[Dataset entries]
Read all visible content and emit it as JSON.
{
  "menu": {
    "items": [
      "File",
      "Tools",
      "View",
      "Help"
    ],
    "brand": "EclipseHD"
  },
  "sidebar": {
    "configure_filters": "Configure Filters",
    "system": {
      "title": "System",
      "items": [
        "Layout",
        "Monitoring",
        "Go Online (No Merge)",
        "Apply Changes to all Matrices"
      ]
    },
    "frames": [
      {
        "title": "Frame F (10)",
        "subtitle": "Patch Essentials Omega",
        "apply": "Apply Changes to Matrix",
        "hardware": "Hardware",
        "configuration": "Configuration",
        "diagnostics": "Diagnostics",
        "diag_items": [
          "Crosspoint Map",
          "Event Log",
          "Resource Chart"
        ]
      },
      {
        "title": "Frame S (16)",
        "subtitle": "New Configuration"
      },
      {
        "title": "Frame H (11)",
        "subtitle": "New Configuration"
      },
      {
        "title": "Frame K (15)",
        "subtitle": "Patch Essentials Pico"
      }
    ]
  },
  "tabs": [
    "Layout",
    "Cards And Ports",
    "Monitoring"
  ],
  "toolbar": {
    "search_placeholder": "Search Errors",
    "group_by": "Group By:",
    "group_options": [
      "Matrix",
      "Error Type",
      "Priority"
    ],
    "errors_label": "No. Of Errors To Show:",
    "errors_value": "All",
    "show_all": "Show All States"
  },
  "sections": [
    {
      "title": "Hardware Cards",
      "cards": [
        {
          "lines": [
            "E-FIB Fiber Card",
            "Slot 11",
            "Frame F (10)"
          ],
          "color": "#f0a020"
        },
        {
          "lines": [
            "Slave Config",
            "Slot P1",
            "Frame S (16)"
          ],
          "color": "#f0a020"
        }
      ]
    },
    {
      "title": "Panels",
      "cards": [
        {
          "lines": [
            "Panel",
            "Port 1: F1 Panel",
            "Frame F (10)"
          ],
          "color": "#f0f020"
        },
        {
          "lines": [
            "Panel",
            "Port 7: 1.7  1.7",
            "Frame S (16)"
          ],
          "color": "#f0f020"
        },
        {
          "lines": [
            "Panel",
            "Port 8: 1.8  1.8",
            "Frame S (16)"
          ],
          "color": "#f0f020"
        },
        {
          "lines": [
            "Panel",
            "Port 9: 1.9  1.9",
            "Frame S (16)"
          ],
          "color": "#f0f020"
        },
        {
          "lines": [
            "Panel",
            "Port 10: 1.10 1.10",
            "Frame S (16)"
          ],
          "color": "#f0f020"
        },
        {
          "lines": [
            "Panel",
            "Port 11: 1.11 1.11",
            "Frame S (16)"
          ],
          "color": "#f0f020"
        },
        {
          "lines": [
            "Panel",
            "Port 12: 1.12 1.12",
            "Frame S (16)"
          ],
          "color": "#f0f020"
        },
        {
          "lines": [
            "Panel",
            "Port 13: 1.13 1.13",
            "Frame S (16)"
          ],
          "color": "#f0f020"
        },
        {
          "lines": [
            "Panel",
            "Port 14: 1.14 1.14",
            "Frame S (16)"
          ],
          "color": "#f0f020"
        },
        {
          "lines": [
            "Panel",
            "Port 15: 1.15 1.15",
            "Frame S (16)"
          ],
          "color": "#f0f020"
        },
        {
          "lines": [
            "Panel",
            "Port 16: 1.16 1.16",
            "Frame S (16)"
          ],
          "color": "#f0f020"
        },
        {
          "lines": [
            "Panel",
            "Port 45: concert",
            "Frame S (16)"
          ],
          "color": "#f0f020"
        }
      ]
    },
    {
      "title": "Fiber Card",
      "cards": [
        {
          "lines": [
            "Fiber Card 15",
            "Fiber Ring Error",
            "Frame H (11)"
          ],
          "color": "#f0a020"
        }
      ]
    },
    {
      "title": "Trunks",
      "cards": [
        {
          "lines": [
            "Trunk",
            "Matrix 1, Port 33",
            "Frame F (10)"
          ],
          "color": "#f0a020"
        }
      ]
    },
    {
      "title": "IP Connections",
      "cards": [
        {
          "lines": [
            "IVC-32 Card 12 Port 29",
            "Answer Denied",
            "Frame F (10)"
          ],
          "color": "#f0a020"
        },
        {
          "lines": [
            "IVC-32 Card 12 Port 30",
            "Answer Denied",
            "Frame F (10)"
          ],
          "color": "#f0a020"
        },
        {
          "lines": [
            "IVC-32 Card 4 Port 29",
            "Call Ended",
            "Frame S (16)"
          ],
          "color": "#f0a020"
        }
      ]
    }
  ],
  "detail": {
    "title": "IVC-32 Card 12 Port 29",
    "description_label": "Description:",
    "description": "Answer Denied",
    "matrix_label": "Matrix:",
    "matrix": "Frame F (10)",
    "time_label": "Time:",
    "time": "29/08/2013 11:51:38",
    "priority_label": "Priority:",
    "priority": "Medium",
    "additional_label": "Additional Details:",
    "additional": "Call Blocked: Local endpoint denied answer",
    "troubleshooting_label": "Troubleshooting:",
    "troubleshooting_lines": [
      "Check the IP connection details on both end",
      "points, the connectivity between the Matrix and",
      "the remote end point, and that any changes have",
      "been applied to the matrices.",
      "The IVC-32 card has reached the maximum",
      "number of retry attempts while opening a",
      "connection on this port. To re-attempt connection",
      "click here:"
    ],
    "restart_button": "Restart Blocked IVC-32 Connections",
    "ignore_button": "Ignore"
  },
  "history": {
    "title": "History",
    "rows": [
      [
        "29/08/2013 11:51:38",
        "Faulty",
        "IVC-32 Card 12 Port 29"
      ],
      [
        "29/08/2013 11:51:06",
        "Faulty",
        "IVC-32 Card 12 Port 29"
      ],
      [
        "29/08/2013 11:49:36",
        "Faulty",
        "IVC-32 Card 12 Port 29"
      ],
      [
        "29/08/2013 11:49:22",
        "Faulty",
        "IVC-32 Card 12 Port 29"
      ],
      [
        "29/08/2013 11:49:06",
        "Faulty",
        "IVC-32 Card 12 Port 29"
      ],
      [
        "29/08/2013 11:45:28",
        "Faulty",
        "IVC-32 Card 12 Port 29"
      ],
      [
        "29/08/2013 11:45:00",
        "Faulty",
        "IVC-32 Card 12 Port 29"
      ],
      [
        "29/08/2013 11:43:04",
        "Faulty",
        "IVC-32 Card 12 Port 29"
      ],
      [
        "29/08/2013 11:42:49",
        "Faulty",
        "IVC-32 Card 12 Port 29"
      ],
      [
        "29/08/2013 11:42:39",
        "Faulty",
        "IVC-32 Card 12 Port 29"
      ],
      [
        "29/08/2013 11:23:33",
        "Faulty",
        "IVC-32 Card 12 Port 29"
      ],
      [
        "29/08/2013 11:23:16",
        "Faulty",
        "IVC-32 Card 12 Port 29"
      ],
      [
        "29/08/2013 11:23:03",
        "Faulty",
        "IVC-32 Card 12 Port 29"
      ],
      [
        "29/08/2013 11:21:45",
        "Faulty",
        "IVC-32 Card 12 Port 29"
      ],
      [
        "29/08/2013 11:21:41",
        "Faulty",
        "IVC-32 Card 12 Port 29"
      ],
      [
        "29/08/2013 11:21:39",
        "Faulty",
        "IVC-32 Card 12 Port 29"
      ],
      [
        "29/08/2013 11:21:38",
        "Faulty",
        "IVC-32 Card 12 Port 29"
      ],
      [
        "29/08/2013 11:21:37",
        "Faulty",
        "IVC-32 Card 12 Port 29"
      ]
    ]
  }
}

§ AIM:
Pull out all lines in the data above that include "Apply".

§ RIGHT ANSWER:
        "Apply Changes to all Matrices"
        "apply": "Apply Changes to Matrix",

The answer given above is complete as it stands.